** Begin Dataset entries **
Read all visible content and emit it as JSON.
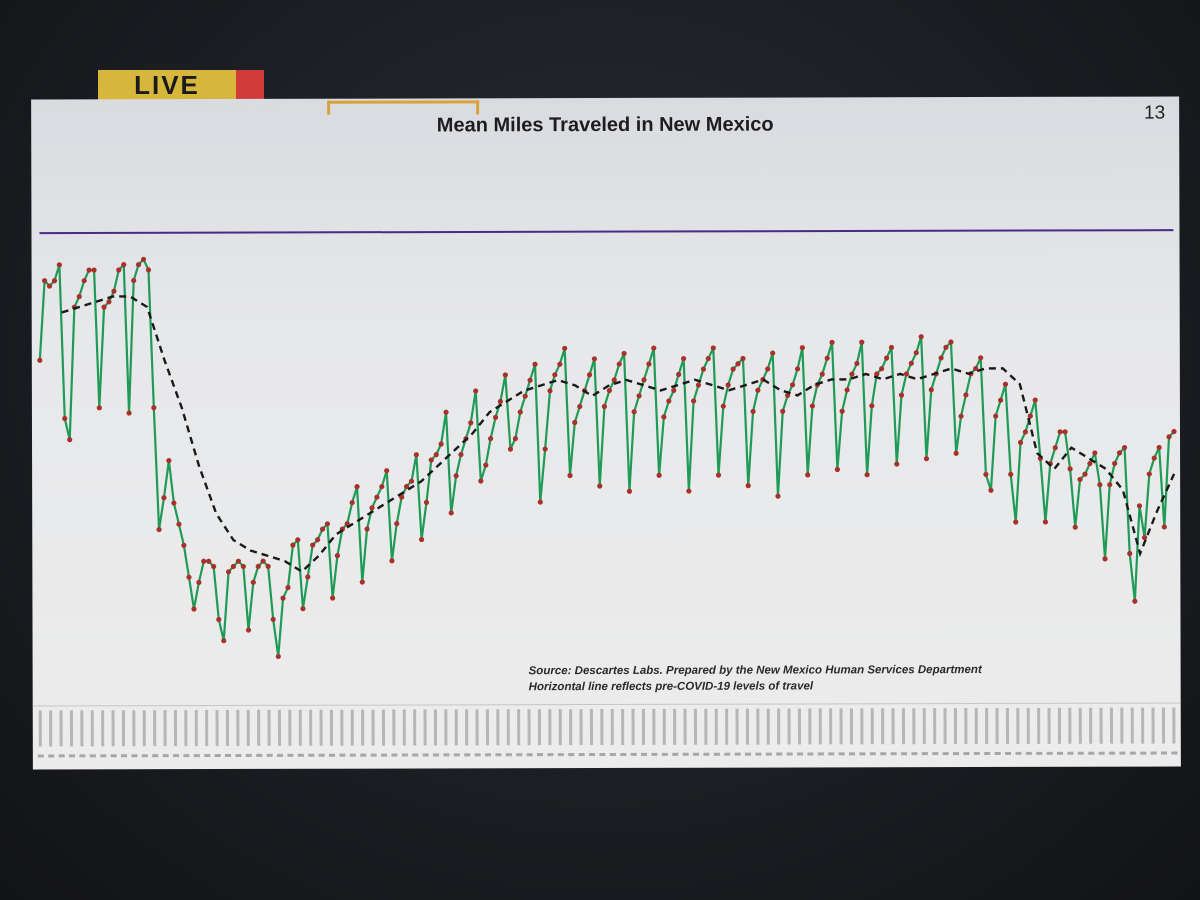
{
  "overlay": {
    "live_label": "LIVE"
  },
  "slide": {
    "number": "13",
    "source_line1": "Source: Descartes Labs.  Prepared by the New Mexico Human Services Department",
    "source_line2": "Horizontal line reflects pre-COVID-19 levels of travel"
  },
  "chart_data": {
    "type": "line",
    "title": "Mean Miles Traveled in New Mexico",
    "xlabel": "",
    "ylabel": "",
    "baseline_value": 0.88,
    "ylim": [
      0.0,
      1.0
    ],
    "x_tick_labels_legible": false,
    "grid": false,
    "legend": "none",
    "series": [
      {
        "style": "daily",
        "color": "#1f9a57",
        "marker_color": "#a8322a",
        "values": [
          0.64,
          0.79,
          0.78,
          0.79,
          0.82,
          0.53,
          0.49,
          0.74,
          0.76,
          0.79,
          0.81,
          0.81,
          0.55,
          0.74,
          0.75,
          0.77,
          0.81,
          0.82,
          0.54,
          0.79,
          0.82,
          0.83,
          0.81,
          0.55,
          0.32,
          0.38,
          0.45,
          0.37,
          0.33,
          0.29,
          0.23,
          0.17,
          0.22,
          0.26,
          0.26,
          0.25,
          0.15,
          0.11,
          0.24,
          0.25,
          0.26,
          0.25,
          0.13,
          0.22,
          0.25,
          0.26,
          0.25,
          0.15,
          0.08,
          0.19,
          0.21,
          0.29,
          0.3,
          0.17,
          0.23,
          0.29,
          0.3,
          0.32,
          0.33,
          0.19,
          0.27,
          0.32,
          0.33,
          0.37,
          0.4,
          0.22,
          0.32,
          0.36,
          0.38,
          0.4,
          0.43,
          0.26,
          0.33,
          0.38,
          0.4,
          0.41,
          0.46,
          0.3,
          0.37,
          0.45,
          0.46,
          0.48,
          0.54,
          0.35,
          0.42,
          0.46,
          0.49,
          0.52,
          0.58,
          0.41,
          0.44,
          0.49,
          0.53,
          0.56,
          0.61,
          0.47,
          0.49,
          0.54,
          0.57,
          0.6,
          0.63,
          0.37,
          0.47,
          0.58,
          0.61,
          0.63,
          0.66,
          0.42,
          0.52,
          0.55,
          0.58,
          0.61,
          0.64,
          0.4,
          0.55,
          0.58,
          0.6,
          0.63,
          0.65,
          0.39,
          0.54,
          0.57,
          0.6,
          0.63,
          0.66,
          0.42,
          0.53,
          0.56,
          0.58,
          0.61,
          0.64,
          0.39,
          0.56,
          0.59,
          0.62,
          0.64,
          0.66,
          0.42,
          0.55,
          0.59,
          0.62,
          0.63,
          0.64,
          0.4,
          0.54,
          0.58,
          0.6,
          0.62,
          0.65,
          0.38,
          0.54,
          0.57,
          0.59,
          0.62,
          0.66,
          0.42,
          0.55,
          0.59,
          0.61,
          0.64,
          0.67,
          0.43,
          0.54,
          0.58,
          0.61,
          0.63,
          0.67,
          0.42,
          0.55,
          0.61,
          0.62,
          0.64,
          0.66,
          0.44,
          0.57,
          0.61,
          0.63,
          0.65,
          0.68,
          0.45,
          0.58,
          0.61,
          0.64,
          0.66,
          0.67,
          0.46,
          0.53,
          0.57,
          0.61,
          0.62,
          0.64,
          0.42,
          0.39,
          0.53,
          0.56,
          0.59,
          0.42,
          0.33,
          0.48,
          0.5,
          0.53,
          0.56,
          0.45,
          0.33,
          0.44,
          0.47,
          0.5,
          0.5,
          0.43,
          0.32,
          0.41,
          0.42,
          0.44,
          0.46,
          0.4,
          0.26,
          0.4,
          0.44,
          0.46,
          0.47,
          0.27,
          0.18,
          0.36,
          0.3,
          0.42,
          0.45,
          0.47,
          0.32,
          0.49,
          0.5
        ]
      },
      {
        "style": "dashed",
        "color": "#1a1a1a",
        "values": [
          0.73,
          0.74,
          0.75,
          0.76,
          0.76,
          0.74,
          0.64,
          0.55,
          0.44,
          0.35,
          0.3,
          0.28,
          0.27,
          0.26,
          0.24,
          0.27,
          0.31,
          0.33,
          0.35,
          0.37,
          0.39,
          0.41,
          0.44,
          0.47,
          0.5,
          0.54,
          0.56,
          0.58,
          0.59,
          0.6,
          0.59,
          0.57,
          0.59,
          0.6,
          0.59,
          0.58,
          0.59,
          0.6,
          0.59,
          0.58,
          0.59,
          0.6,
          0.58,
          0.57,
          0.59,
          0.6,
          0.6,
          0.61,
          0.6,
          0.61,
          0.6,
          0.61,
          0.62,
          0.61,
          0.62,
          0.62,
          0.59,
          0.46,
          0.43,
          0.47,
          0.45,
          0.43,
          0.39,
          0.27,
          0.35,
          0.42
        ]
      }
    ]
  }
}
** End Dataset entries **
▶ _Exercise_
Scan the listing above for the word "Mexico" and copy every line that holds it.

▶ _Reply to the exercise_
    "source_line1": "Source: Descartes Labs.  Prepared by the New Mexico Human Services Department",
    "title": "Mean Miles Traveled in New Mexico",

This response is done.